- _Exercise material_:
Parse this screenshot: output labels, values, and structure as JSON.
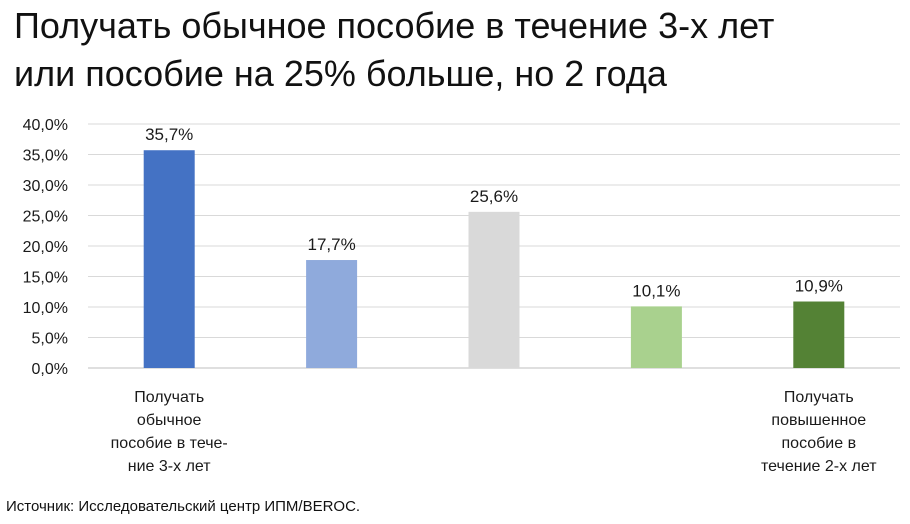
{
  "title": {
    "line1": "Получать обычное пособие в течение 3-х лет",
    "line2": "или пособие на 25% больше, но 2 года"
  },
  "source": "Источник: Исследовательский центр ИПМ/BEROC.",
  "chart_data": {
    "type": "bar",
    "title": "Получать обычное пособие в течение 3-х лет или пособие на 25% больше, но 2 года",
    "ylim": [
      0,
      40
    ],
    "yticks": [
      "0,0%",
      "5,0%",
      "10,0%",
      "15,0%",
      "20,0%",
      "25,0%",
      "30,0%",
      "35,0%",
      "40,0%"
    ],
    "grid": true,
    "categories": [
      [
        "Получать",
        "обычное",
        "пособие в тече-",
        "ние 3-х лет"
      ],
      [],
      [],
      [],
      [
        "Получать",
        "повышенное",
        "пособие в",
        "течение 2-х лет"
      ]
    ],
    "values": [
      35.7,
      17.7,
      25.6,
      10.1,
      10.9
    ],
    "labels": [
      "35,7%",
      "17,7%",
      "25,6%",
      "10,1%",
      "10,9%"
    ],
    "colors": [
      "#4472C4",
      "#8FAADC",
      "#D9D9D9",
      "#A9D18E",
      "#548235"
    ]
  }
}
* * *
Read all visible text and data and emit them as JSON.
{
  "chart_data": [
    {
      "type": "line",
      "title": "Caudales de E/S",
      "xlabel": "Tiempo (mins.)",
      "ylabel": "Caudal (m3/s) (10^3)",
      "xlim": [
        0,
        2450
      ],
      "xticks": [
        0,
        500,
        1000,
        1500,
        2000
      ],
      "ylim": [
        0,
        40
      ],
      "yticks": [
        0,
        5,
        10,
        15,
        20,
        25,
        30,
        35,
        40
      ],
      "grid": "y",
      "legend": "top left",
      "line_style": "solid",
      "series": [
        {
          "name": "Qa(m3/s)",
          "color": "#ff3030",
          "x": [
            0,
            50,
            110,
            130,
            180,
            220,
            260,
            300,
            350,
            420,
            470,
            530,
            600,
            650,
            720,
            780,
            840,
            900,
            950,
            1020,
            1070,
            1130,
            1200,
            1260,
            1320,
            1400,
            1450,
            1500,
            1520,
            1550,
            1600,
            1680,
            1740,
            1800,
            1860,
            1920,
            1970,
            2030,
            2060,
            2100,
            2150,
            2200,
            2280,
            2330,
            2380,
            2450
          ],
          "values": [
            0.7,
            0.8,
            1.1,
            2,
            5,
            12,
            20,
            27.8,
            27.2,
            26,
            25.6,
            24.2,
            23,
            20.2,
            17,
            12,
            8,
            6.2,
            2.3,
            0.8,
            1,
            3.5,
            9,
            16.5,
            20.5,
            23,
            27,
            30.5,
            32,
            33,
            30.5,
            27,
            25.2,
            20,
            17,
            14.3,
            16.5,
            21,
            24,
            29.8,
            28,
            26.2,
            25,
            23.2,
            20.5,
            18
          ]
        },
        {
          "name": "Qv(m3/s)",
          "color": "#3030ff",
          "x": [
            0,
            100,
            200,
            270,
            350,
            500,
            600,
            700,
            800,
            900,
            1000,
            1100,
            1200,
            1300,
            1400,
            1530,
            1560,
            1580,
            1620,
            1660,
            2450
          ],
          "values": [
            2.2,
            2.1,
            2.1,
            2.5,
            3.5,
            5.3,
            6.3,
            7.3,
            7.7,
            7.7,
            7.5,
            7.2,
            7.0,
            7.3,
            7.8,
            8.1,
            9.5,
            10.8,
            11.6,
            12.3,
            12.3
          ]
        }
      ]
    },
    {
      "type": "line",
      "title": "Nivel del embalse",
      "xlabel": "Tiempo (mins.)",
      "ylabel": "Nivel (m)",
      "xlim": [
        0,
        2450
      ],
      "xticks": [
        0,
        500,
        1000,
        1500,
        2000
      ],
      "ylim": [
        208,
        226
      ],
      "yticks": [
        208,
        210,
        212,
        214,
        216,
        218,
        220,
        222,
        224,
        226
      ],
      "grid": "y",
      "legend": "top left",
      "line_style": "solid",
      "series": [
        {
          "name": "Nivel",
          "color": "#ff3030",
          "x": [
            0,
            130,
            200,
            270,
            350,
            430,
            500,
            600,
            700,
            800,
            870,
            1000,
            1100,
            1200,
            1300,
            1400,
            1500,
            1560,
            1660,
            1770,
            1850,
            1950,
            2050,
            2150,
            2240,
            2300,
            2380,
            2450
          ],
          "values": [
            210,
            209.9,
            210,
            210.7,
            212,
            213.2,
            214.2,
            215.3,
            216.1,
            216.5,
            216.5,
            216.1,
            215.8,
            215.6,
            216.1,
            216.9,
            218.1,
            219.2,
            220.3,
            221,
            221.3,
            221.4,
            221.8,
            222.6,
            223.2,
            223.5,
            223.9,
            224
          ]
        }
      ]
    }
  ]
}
---
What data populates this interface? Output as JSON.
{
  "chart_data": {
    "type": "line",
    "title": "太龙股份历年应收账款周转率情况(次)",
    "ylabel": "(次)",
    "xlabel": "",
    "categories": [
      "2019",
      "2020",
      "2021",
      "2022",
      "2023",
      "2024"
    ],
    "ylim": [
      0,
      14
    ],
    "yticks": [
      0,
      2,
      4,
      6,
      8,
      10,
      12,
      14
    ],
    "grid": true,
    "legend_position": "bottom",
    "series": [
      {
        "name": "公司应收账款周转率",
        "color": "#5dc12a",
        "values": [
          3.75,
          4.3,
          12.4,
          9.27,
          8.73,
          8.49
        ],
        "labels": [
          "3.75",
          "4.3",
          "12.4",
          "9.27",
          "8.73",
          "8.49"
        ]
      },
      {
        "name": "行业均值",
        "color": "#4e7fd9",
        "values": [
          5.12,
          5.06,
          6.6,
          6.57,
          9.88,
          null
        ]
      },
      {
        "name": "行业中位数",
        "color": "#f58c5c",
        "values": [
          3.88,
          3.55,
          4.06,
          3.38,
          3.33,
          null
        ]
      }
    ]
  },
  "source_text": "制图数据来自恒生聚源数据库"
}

- _Directions for this task_: Lines that include the word "Получать" are to be extracted from the data above.

- _The solution_:
    "line1": "Получать обычное пособие в течение 3-х лет",
    "title": "Получать обычное пособие в течение 3-х лет или пособие на 25% больше, но 2 года",
        "Получать",
        "Получать",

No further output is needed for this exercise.